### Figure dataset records
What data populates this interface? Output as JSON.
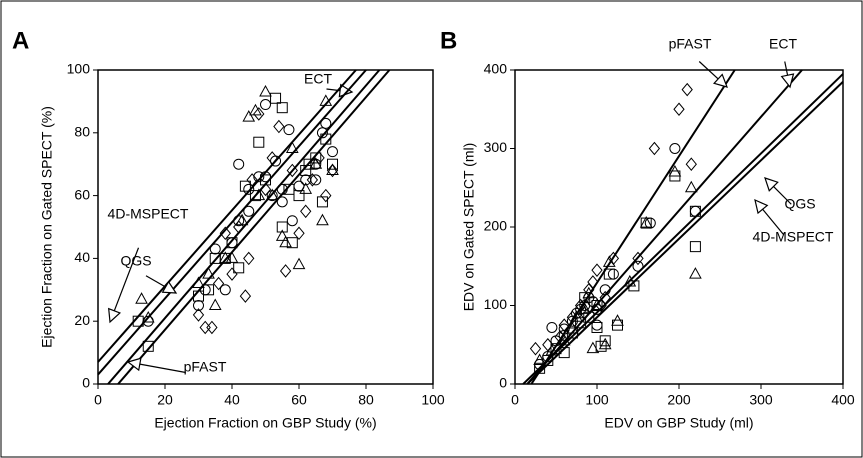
{
  "chart_data": [
    {
      "type": "scatter",
      "panel": "A",
      "xlabel": "Ejection Fraction on GBP Study (%)",
      "ylabel": "Ejection Fraction on Gated SPECT (%)",
      "xlim": [
        0,
        100
      ],
      "ylim": [
        0,
        100
      ],
      "xticks": [
        0,
        20,
        40,
        60,
        80,
        100
      ],
      "yticks": [
        0,
        20,
        40,
        60,
        80,
        100
      ],
      "series": [
        {
          "marker": "circle",
          "x": [
            42,
            45,
            48,
            50,
            52,
            55,
            57,
            58,
            60,
            62,
            65,
            67,
            68,
            70,
            35,
            32,
            30,
            38,
            42,
            45,
            50,
            53,
            55,
            65,
            15,
            40
          ],
          "values": [
            70,
            62,
            66,
            89,
            60,
            58,
            81,
            52,
            63,
            65,
            70,
            80,
            83,
            74,
            43,
            30,
            25,
            30,
            52,
            55,
            66,
            71,
            62,
            65,
            20,
            45
          ]
        },
        {
          "marker": "square",
          "x": [
            12,
            15,
            30,
            33,
            35,
            38,
            40,
            42,
            44,
            47,
            50,
            53,
            55,
            57,
            58,
            60,
            62,
            65,
            67,
            68,
            70,
            48,
            55,
            63
          ],
          "values": [
            20,
            12,
            28,
            30,
            40,
            40,
            45,
            37,
            63,
            60,
            65,
            91,
            88,
            62,
            45,
            60,
            68,
            72,
            58,
            78,
            70,
            77,
            50,
            70
          ]
        },
        {
          "marker": "triangle",
          "x": [
            13,
            15,
            30,
            35,
            38,
            45,
            47,
            50,
            52,
            55,
            56,
            58,
            60,
            62,
            65,
            67,
            68,
            70,
            48,
            43,
            40,
            33
          ],
          "values": [
            27,
            21,
            32,
            25,
            40,
            85,
            87,
            93,
            60,
            47,
            45,
            75,
            38,
            62,
            70,
            52,
            90,
            68,
            60,
            52,
            40,
            35
          ]
        },
        {
          "marker": "diamond",
          "x": [
            32,
            34,
            36,
            38,
            40,
            42,
            44,
            46,
            48,
            50,
            52,
            54,
            56,
            58,
            60,
            62,
            64,
            66,
            68,
            70,
            45,
            30
          ],
          "values": [
            18,
            18,
            32,
            48,
            35,
            50,
            28,
            65,
            86,
            62,
            72,
            82,
            36,
            68,
            48,
            55,
            65,
            72,
            60,
            68,
            40,
            22
          ]
        }
      ],
      "fits": [
        {
          "label": "ECT",
          "x": [
            3,
            84
          ],
          "y": [
            0,
            100
          ]
        },
        {
          "label": "4D-MSPECT",
          "x": [
            0,
            77
          ],
          "y": [
            7,
            100
          ]
        },
        {
          "label": "QGS",
          "x": [
            0,
            80
          ],
          "y": [
            3,
            100
          ]
        },
        {
          "label": "pFAST",
          "x": [
            6,
            87
          ],
          "y": [
            0,
            100
          ]
        }
      ]
    },
    {
      "type": "scatter",
      "panel": "B",
      "xlabel": "EDV on GBP Study (ml)",
      "ylabel": "EDV on Gated SPECT (ml)",
      "xlim": [
        0,
        400
      ],
      "ylim": [
        0,
        400
      ],
      "xticks": [
        0,
        100,
        200,
        300,
        400
      ],
      "yticks": [
        0,
        100,
        200,
        300,
        400
      ],
      "series": [
        {
          "marker": "circle",
          "x": [
            30,
            45,
            50,
            60,
            70,
            75,
            80,
            85,
            90,
            95,
            100,
            110,
            120,
            150,
            165,
            195,
            220,
            100,
            60,
            40
          ],
          "values": [
            25,
            72,
            55,
            70,
            80,
            90,
            95,
            100,
            110,
            105,
            95,
            120,
            140,
            150,
            205,
            300,
            220,
            75,
            62,
            35
          ]
        },
        {
          "marker": "square",
          "x": [
            30,
            50,
            60,
            70,
            80,
            90,
            100,
            100,
            105,
            110,
            115,
            125,
            145,
            160,
            195,
            220,
            220,
            85,
            40
          ],
          "values": [
            20,
            45,
            40,
            65,
            78,
            85,
            100,
            72,
            48,
            55,
            140,
            75,
            125,
            205,
            265,
            220,
            175,
            110,
            30
          ]
        },
        {
          "marker": "triangle",
          "x": [
            30,
            45,
            60,
            75,
            85,
            95,
            100,
            110,
            115,
            125,
            140,
            160,
            195,
            215,
            220,
            70,
            90
          ],
          "values": [
            30,
            42,
            55,
            85,
            95,
            45,
            100,
            50,
            155,
            80,
            130,
            205,
            270,
            250,
            140,
            70,
            115
          ]
        },
        {
          "marker": "diamond",
          "x": [
            25,
            40,
            55,
            70,
            80,
            90,
            95,
            100,
            110,
            120,
            150,
            170,
            200,
            210,
            215,
            105,
            60,
            85
          ],
          "values": [
            45,
            50,
            60,
            85,
            100,
            120,
            130,
            145,
            110,
            160,
            160,
            300,
            350,
            375,
            280,
            100,
            75,
            90
          ]
        }
      ],
      "fits": [
        {
          "label": "pFAST",
          "x": [
            20,
            268
          ],
          "y": [
            0,
            400
          ]
        },
        {
          "label": "ECT",
          "x": [
            15,
            350
          ],
          "y": [
            0,
            400
          ]
        },
        {
          "label": "QGS",
          "x": [
            10,
            400
          ],
          "y": [
            0,
            395
          ]
        },
        {
          "label": "4D-MSPECT",
          "x": [
            15,
            400
          ],
          "y": [
            0,
            385
          ]
        }
      ]
    }
  ]
}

### Task brief
Determine how many lines of the listing above hold the word "Study". Report that number without anything else.

### Result for this exercise
2